** Begin **
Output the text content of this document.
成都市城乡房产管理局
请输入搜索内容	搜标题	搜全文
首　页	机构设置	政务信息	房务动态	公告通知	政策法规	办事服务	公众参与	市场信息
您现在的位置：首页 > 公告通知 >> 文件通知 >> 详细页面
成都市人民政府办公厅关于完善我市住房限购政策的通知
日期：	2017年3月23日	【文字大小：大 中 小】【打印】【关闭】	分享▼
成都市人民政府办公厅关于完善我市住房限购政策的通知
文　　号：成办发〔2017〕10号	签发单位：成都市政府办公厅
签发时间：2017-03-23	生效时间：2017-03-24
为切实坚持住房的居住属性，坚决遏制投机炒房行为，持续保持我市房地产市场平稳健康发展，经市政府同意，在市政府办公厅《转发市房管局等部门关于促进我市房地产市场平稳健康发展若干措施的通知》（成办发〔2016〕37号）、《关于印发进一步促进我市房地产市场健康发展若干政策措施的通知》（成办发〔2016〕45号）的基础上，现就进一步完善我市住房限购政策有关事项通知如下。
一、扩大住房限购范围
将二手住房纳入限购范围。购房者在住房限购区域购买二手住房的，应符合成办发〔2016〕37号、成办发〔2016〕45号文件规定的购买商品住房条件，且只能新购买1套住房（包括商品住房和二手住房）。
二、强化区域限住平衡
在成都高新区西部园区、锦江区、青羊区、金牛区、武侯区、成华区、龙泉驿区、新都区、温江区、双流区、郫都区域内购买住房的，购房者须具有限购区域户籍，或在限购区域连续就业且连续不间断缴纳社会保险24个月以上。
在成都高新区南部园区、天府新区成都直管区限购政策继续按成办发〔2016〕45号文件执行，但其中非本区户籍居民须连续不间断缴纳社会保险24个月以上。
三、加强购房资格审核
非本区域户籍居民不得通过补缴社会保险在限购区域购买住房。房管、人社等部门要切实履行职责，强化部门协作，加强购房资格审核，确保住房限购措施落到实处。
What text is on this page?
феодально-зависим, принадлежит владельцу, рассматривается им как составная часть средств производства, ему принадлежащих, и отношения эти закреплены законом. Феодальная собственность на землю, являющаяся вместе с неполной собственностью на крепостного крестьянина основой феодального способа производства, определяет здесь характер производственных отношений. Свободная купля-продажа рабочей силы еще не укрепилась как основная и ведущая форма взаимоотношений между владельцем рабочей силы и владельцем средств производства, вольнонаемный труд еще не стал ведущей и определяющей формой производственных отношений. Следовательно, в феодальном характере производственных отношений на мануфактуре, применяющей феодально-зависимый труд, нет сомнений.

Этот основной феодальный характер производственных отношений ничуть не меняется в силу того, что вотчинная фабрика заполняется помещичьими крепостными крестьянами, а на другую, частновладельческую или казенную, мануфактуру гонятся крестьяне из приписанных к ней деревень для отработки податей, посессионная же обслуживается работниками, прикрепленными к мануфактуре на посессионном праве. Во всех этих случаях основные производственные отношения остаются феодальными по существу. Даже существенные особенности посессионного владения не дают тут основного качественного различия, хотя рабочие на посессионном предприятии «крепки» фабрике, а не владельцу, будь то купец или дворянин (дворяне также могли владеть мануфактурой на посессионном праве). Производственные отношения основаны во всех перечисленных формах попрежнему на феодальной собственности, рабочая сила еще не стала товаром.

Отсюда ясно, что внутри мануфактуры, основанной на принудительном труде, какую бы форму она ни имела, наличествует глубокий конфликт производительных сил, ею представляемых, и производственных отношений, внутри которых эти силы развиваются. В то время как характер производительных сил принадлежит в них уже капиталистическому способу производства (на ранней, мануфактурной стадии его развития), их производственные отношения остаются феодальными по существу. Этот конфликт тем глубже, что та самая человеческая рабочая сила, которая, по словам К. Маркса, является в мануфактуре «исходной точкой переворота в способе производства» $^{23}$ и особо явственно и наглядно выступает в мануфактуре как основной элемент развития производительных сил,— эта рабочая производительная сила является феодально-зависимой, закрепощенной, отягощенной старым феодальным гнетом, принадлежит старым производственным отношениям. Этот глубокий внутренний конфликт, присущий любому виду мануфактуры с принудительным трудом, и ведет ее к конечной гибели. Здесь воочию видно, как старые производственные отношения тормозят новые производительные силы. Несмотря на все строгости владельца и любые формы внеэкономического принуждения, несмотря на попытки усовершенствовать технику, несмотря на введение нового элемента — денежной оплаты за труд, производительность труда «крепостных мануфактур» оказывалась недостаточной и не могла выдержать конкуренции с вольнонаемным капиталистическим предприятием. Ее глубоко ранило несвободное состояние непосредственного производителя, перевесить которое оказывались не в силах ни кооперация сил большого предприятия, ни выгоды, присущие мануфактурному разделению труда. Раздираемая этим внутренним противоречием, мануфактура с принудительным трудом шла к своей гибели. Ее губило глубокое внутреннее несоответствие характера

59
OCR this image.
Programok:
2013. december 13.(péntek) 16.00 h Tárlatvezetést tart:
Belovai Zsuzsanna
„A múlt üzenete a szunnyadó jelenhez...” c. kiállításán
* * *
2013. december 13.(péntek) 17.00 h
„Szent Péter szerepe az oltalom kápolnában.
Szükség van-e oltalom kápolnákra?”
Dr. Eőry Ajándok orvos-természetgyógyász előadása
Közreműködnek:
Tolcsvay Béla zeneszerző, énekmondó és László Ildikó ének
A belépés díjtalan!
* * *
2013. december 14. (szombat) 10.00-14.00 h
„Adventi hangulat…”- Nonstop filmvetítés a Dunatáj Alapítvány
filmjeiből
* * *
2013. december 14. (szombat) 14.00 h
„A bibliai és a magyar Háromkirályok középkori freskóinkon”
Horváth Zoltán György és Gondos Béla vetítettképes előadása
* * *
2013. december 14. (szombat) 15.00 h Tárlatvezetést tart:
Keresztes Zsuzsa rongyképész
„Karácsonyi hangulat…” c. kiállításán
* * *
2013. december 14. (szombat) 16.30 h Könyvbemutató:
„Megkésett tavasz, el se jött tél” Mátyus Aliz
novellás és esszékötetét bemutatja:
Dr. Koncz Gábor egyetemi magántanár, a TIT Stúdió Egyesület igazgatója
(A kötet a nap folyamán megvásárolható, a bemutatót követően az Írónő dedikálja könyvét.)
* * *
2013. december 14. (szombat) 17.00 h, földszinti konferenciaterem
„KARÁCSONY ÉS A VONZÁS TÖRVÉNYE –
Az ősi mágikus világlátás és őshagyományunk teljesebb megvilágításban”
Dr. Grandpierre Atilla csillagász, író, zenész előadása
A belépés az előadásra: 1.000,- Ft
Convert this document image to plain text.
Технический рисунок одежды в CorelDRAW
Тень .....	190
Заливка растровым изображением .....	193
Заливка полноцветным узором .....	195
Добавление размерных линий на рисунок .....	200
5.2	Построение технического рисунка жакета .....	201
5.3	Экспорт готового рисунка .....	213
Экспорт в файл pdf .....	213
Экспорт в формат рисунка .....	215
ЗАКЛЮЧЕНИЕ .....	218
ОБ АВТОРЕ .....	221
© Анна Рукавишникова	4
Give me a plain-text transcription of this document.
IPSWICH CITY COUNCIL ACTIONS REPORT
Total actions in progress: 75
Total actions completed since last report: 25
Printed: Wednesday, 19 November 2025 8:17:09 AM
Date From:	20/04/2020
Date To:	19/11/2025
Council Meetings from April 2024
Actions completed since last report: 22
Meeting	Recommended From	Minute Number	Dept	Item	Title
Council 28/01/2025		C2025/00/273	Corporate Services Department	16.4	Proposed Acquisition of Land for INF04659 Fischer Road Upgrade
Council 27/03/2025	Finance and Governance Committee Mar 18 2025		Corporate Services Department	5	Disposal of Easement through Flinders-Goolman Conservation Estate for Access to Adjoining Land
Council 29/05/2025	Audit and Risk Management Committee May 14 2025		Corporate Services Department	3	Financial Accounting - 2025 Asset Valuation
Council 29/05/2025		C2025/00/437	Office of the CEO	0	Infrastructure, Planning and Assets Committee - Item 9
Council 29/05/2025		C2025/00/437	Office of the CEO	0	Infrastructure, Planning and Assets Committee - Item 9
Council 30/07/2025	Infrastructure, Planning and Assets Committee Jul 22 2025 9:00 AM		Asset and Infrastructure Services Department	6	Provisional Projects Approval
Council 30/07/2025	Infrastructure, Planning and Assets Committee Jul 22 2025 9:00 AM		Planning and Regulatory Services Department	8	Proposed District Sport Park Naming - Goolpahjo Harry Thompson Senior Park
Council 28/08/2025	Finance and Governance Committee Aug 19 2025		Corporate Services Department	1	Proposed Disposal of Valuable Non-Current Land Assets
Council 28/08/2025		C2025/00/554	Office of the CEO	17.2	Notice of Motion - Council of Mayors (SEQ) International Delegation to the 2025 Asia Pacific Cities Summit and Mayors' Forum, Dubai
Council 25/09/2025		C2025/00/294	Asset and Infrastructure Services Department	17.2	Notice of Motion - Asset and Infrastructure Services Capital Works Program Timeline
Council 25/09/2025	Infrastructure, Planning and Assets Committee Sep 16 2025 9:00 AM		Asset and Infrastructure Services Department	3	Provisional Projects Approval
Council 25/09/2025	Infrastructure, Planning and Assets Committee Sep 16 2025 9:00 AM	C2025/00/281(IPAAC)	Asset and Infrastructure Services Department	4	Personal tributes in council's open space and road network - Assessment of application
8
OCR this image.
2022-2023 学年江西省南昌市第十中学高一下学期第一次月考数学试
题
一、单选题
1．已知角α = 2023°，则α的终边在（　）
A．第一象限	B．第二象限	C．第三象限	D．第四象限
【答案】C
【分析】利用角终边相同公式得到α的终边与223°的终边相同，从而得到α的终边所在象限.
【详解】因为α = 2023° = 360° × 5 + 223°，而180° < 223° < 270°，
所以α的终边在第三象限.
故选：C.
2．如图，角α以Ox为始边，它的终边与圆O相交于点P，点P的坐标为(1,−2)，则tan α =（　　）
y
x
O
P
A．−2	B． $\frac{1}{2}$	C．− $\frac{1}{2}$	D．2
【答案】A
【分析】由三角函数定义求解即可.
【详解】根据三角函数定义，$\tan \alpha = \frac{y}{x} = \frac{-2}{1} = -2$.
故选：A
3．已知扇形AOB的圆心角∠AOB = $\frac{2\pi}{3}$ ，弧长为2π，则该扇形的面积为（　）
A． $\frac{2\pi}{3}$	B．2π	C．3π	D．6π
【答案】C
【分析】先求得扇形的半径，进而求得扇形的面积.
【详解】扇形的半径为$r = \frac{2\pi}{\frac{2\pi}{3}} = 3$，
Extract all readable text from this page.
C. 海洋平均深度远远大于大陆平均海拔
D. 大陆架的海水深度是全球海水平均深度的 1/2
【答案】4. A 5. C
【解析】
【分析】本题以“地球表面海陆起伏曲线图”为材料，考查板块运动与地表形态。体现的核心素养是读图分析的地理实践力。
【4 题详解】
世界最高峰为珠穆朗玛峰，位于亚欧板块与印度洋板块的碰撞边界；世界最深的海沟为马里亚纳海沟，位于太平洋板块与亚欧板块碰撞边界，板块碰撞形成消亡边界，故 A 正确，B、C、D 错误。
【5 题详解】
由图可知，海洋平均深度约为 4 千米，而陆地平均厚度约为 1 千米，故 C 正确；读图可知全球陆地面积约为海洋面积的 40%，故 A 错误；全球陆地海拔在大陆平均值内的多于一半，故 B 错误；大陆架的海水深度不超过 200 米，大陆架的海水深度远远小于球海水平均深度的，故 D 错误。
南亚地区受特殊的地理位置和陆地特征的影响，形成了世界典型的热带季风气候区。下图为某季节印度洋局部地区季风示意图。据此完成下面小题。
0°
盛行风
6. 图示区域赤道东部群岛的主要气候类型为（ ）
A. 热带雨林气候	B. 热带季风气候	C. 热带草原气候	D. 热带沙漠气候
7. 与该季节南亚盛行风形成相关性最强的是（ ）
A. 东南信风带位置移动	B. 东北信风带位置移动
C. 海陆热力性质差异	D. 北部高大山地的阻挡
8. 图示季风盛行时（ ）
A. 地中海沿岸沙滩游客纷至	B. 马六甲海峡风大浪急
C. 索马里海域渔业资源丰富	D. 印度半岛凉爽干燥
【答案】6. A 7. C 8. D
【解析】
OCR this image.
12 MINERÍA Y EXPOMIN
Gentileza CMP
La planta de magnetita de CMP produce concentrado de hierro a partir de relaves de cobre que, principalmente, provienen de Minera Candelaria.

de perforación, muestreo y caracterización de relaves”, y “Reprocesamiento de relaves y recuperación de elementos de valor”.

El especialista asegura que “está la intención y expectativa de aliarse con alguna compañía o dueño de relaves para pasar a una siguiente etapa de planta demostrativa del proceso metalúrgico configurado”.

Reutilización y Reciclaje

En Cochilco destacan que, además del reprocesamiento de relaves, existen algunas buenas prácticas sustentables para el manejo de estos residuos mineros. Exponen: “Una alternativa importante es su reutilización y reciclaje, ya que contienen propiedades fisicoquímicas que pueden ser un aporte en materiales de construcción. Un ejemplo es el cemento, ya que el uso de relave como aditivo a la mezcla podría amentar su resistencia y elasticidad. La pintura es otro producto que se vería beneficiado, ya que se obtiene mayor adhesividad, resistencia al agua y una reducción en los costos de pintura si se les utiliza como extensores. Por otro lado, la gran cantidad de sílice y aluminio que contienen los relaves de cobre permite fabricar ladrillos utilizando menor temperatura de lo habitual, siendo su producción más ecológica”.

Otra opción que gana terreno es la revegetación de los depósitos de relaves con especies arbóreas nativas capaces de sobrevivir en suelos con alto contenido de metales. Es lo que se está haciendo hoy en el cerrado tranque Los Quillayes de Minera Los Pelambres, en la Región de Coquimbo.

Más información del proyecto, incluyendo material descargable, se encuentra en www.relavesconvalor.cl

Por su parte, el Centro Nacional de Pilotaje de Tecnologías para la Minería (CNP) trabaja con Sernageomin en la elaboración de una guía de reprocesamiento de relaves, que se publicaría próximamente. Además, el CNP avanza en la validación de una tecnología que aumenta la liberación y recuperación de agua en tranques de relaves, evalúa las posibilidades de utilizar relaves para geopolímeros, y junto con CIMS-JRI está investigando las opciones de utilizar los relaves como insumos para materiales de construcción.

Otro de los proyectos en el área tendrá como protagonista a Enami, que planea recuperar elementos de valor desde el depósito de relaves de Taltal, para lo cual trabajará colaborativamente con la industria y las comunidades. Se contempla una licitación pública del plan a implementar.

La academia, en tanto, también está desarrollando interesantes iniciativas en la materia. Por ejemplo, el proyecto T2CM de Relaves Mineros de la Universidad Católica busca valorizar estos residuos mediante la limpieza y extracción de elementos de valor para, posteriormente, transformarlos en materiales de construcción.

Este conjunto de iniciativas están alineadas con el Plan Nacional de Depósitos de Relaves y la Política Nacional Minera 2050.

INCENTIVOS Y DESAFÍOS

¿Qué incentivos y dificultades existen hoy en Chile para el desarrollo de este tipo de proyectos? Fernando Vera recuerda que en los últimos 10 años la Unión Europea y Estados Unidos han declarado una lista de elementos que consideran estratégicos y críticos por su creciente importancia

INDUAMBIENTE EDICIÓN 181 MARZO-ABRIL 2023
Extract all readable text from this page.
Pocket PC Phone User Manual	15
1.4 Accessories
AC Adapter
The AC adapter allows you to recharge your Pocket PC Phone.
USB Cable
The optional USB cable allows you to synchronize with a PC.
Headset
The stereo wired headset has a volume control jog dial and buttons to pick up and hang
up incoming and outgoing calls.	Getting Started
** End **
- GIVEN EXERCISE:
Filter the listing above by the word "előadása"; copy each line that passes.

- SOLUTION FOR THIS TASK:
Dr. Eőry Ajándok orvos-természetgyógyász előadása
Horváth Zoltán György és Gondos Béla vetítettképes előadása
Dr. Grandpierre Atilla csillagász, író, zenész előadása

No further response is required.